— REQUIREMENT —
Print, exactly and completely, every entry in the data.

— INPUT —
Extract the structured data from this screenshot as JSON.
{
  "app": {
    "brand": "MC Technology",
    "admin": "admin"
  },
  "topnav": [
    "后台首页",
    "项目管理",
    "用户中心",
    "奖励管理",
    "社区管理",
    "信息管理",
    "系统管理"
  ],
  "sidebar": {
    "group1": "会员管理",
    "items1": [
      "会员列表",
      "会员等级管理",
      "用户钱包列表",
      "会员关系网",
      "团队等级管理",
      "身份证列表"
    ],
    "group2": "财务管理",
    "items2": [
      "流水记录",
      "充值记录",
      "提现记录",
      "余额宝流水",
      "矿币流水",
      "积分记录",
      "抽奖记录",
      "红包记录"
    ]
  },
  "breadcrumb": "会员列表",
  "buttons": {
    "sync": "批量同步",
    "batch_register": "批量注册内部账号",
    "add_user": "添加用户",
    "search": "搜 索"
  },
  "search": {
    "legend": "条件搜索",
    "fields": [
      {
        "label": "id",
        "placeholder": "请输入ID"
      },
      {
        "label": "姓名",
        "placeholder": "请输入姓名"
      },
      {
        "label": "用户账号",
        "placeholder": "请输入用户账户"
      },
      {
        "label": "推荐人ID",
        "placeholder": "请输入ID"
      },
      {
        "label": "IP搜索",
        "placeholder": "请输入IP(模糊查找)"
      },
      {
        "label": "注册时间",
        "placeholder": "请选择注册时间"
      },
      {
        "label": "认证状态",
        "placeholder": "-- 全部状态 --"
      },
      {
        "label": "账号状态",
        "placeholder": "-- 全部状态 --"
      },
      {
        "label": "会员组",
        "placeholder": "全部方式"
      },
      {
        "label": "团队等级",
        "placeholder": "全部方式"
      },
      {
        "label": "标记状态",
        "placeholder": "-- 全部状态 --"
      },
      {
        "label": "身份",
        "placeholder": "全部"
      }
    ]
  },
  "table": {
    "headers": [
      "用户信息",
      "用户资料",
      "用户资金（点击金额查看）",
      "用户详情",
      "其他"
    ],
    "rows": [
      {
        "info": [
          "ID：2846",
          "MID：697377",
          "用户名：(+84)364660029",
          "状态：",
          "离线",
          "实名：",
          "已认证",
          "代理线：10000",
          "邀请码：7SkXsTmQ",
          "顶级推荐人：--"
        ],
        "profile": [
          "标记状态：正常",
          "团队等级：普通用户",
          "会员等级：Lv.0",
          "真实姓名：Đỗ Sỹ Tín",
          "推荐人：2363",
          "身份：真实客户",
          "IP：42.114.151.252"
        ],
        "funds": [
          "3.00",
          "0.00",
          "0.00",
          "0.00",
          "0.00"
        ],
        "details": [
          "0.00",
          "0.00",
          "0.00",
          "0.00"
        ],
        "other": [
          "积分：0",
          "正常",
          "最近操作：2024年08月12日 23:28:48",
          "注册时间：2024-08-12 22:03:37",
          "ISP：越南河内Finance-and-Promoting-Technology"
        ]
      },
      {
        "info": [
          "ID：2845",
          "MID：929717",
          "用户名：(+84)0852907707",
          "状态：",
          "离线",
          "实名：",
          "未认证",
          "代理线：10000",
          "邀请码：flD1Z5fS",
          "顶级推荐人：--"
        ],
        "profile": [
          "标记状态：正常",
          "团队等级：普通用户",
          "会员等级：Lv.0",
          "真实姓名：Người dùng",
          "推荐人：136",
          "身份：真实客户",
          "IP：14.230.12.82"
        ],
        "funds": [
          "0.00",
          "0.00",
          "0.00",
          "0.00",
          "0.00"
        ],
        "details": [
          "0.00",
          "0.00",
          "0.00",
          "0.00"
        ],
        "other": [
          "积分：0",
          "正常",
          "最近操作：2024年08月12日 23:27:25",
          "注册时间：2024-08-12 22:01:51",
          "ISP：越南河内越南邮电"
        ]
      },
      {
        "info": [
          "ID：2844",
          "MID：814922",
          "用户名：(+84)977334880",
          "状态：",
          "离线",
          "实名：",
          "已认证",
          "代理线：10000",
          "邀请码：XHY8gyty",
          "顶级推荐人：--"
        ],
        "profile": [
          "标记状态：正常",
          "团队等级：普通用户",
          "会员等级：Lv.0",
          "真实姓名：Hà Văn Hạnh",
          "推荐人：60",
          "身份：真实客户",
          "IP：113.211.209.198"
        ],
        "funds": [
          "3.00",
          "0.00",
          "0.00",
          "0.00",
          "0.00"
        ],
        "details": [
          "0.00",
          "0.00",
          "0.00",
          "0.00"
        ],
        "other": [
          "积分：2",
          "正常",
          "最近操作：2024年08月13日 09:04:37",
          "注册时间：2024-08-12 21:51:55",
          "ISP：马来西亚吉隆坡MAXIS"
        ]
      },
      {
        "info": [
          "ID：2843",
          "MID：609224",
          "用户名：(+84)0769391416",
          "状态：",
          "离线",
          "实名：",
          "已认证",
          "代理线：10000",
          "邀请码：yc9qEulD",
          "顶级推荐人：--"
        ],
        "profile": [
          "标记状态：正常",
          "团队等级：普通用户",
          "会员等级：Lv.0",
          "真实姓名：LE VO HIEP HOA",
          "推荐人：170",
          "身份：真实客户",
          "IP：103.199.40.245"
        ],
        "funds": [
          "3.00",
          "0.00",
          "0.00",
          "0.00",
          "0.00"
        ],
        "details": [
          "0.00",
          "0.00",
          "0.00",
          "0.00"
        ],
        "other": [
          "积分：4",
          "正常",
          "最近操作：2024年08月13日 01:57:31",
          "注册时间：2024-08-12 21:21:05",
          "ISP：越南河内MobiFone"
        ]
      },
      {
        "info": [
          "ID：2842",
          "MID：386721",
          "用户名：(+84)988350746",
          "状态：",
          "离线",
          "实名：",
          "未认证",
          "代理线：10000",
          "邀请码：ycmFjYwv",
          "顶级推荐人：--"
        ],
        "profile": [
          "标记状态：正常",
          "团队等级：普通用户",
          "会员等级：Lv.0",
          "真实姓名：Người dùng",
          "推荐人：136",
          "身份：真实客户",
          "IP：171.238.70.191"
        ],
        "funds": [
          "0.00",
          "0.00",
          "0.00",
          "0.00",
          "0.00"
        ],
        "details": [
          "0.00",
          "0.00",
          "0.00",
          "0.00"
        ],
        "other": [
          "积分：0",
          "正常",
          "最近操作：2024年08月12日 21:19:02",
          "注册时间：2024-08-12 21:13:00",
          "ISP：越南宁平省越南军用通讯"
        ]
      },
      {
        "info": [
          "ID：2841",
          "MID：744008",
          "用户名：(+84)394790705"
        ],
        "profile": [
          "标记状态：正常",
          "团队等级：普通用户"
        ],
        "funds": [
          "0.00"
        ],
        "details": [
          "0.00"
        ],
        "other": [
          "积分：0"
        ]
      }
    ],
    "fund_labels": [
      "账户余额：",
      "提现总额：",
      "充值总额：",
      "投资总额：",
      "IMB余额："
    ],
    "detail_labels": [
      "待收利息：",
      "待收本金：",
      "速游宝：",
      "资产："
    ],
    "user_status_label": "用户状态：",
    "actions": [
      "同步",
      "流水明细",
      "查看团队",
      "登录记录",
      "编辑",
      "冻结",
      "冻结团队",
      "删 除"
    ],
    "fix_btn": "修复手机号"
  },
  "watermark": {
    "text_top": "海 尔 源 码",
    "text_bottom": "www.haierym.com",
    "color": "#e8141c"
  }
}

— SOLVED PROBLEM —
Extract the structured data from this screenshot as JSON.
{
  "app": {
    "brand": "MC Technology",
    "admin": "admin"
  },
  "topnav": [
    "后台首页",
    "项目管理",
    "用户中心",
    "奖励管理",
    "社区管理",
    "信息管理",
    "系统管理"
  ],
  "sidebar": {
    "group1": "会员管理",
    "items1": [
      "会员列表",
      "会员等级管理",
      "用户钱包列表",
      "会员关系网",
      "团队等级管理",
      "身份证列表"
    ],
    "group2": "财务管理",
    "items2": [
      "流水记录",
      "充值记录",
      "提现记录",
      "余额宝流水",
      "矿币流水",
      "积分记录",
      "抽奖记录",
      "红包记录"
    ]
  },
  "breadcrumb": "会员列表",
  "buttons": {
    "sync": "批量同步",
    "batch_register": "批量注册内部账号",
    "add_user": "添加用户",
    "search": "搜 索"
  },
  "search": {
    "legend": "条件搜索",
    "fields": [
      {
        "label": "id",
        "placeholder": "请输入ID"
      },
      {
        "label": "姓名",
        "placeholder": "请输入姓名"
      },
      {
        "label": "用户账号",
        "placeholder": "请输入用户账户"
      },
      {
        "label": "推荐人ID",
        "placeholder": "请输入ID"
      },
      {
        "label": "IP搜索",
        "placeholder": "请输入IP(模糊查找)"
      },
      {
        "label": "注册时间",
        "placeholder": "请选择注册时间"
      },
      {
        "label": "认证状态",
        "placeholder": "-- 全部状态 --"
      },
      {
        "label": "账号状态",
        "placeholder": "-- 全部状态 --"
      },
      {
        "label": "会员组",
        "placeholder": "全部方式"
      },
      {
        "label": "团队等级",
        "placeholder": "全部方式"
      },
      {
        "label": "标记状态",
        "placeholder": "-- 全部状态 --"
      },
      {
        "label": "身份",
        "placeholder": "全部"
      }
    ]
  },
  "table": {
    "headers": [
      "用户信息",
      "用户资料",
      "用户资金（点击金额查看）",
      "用户详情",
      "其他"
    ],
    "rows": [
      {
        "info": [
          "ID：2846",
          "MID：697377",
          "用户名：(+84)364660029",
          "状态：",
          "离线",
          "实名：",
          "已认证",
          "代理线：10000",
          "邀请码：7SkXsTmQ",
          "顶级推荐人：--"
        ],
        "profile": [
          "标记状态：正常",
          "团队等级：普通用户",
          "会员等级：Lv.0",
          "真实姓名：Đỗ Sỹ Tín",
          "推荐人：2363",
          "身份：真实客户",
          "IP：42.114.151.252"
        ],
        "funds": [
          "3.00",
          "0.00",
          "0.00",
          "0.00",
          "0.00"
        ],
        "details": [
          "0.00",
          "0.00",
          "0.00",
          "0.00"
        ],
        "other": [
          "积分：0",
          "正常",
          "最近操作：2024年08月12日 23:28:48",
          "注册时间：2024-08-12 22:03:37",
          "ISP：越南河内Finance-and-Promoting-Technology"
        ]
      },
      {
        "info": [
          "ID：2845",
          "MID：929717",
          "用户名：(+84)0852907707",
          "状态：",
          "离线",
          "实名：",
          "未认证",
          "代理线：10000",
          "邀请码：flD1Z5fS",
          "顶级推荐人：--"
        ],
        "profile": [
          "标记状态：正常",
          "团队等级：普通用户",
          "会员等级：Lv.0",
          "真实姓名：Người dùng",
          "推荐人：136",
          "身份：真实客户",
          "IP：14.230.12.82"
        ],
        "funds": [
          "0.00",
          "0.00",
          "0.00",
          "0.00",
          "0.00"
        ],
        "details": [
          "0.00",
          "0.00",
          "0.00",
          "0.00"
        ],
        "other": [
          "积分：0",
          "正常",
          "最近操作：2024年08月12日 23:27:25",
          "注册时间：2024-08-12 22:01:51",
          "ISP：越南河内越南邮电"
        ]
      },
      {
        "info": [
          "ID：2844",
          "MID：814922",
          "用户名：(+84)977334880",
          "状态：",
          "离线",
          "实名：",
          "已认证",
          "代理线：10000",
          "邀请码：XHY8gyty",
          "顶级推荐人：--"
        ],
        "profile": [
          "标记状态：正常",
          "团队等级：普通用户",
          "会员等级：Lv.0",
          "真实姓名：Hà Văn Hạnh",
          "推荐人：60",
          "身份：真实客户",
          "IP：113.211.209.198"
        ],
        "funds": [
          "3.00",
          "0.00",
          "0.00",
          "0.00",
          "0.00"
        ],
        "details": [
          "0.00",
          "0.00",
          "0.00",
          "0.00"
        ],
        "other": [
          "积分：2",
          "正常",
          "最近操作：2024年08月13日 09:04:37",
          "注册时间：2024-08-12 21:51:55",
          "ISP：马来西亚吉隆坡MAXIS"
        ]
      },
      {
        "info": [
          "ID：2843",
          "MID：609224",
          "用户名：(+84)0769391416",
          "状态：",
          "离线",
          "实名：",
          "已认证",
          "代理线：10000",
          "邀请码：yc9qEulD",
          "顶级推荐人：--"
        ],
        "profile": [
          "标记状态：正常",
          "团队等级：普通用户",
          "会员等级：Lv.0",
          "真实姓名：LE VO HIEP HOA",
          "推荐人：170",
          "身份：真实客户",
          "IP：103.199.40.245"
        ],
        "funds": [
          "3.00",
          "0.00",
          "0.00",
          "0.00",
          "0.00"
        ],
        "details": [
          "0.00",
          "0.00",
          "0.00",
          "0.00"
        ],
        "other": [
          "积分：4",
          "正常",
          "最近操作：2024年08月13日 01:57:31",
          "注册时间：2024-08-12 21:21:05",
          "ISP：越南河内MobiFone"
        ]
      },
      {
        "info": [
          "ID：2842",
          "MID：386721",
          "用户名：(+84)988350746",
          "状态：",
          "离线",
          "实名：",
          "未认证",
          "代理线：10000",
          "邀请码：ycmFjYwv",
          "顶级推荐人：--"
        ],
        "profile": [
          "标记状态：正常",
          "团队等级：普通用户",
          "会员等级：Lv.0",
          "真实姓名：Người dùng",
          "推荐人：136",
          "身份：真实客户",
          "IP：171.238.70.191"
        ],
        "funds": [
          "0.00",
          "0.00",
          "0.00",
          "0.00",
          "0.00"
        ],
        "details": [
          "0.00",
          "0.00",
          "0.00",
          "0.00"
        ],
        "other": [
          "积分：0",
          "正常",
          "最近操作：2024年08月12日 21:19:02",
          "注册时间：2024-08-12 21:13:00",
          "ISP：越南宁平省越南军用通讯"
        ]
      },
      {
        "info": [
          "ID：2841",
          "MID：744008",
          "用户名：(+84)394790705"
        ],
        "profile": [
          "标记状态：正常",
          "团队等级：普通用户"
        ],
        "funds": [
          "0.00"
        ],
        "details": [
          "0.00"
        ],
        "other": [
          "积分：0"
        ]
      }
    ],
    "fund_labels": [
      "账户余额：",
      "提现总额：",
      "充值总额：",
      "投资总额：",
      "IMB余额："
    ],
    "detail_labels": [
      "待收利息：",
      "待收本金：",
      "速游宝：",
      "资产："
    ],
    "user_status_label": "用户状态：",
    "actions": [
      "同步",
      "流水明细",
      "查看团队",
      "登录记录",
      "编辑",
      "冻结",
      "冻结团队",
      "删 除"
    ],
    "fix_btn": "修复手机号"
  },
  "watermark": {
    "text_top": "海 尔 源 码",
    "text_bottom": "www.haierym.com",
    "color": "#e8141c"
  }
}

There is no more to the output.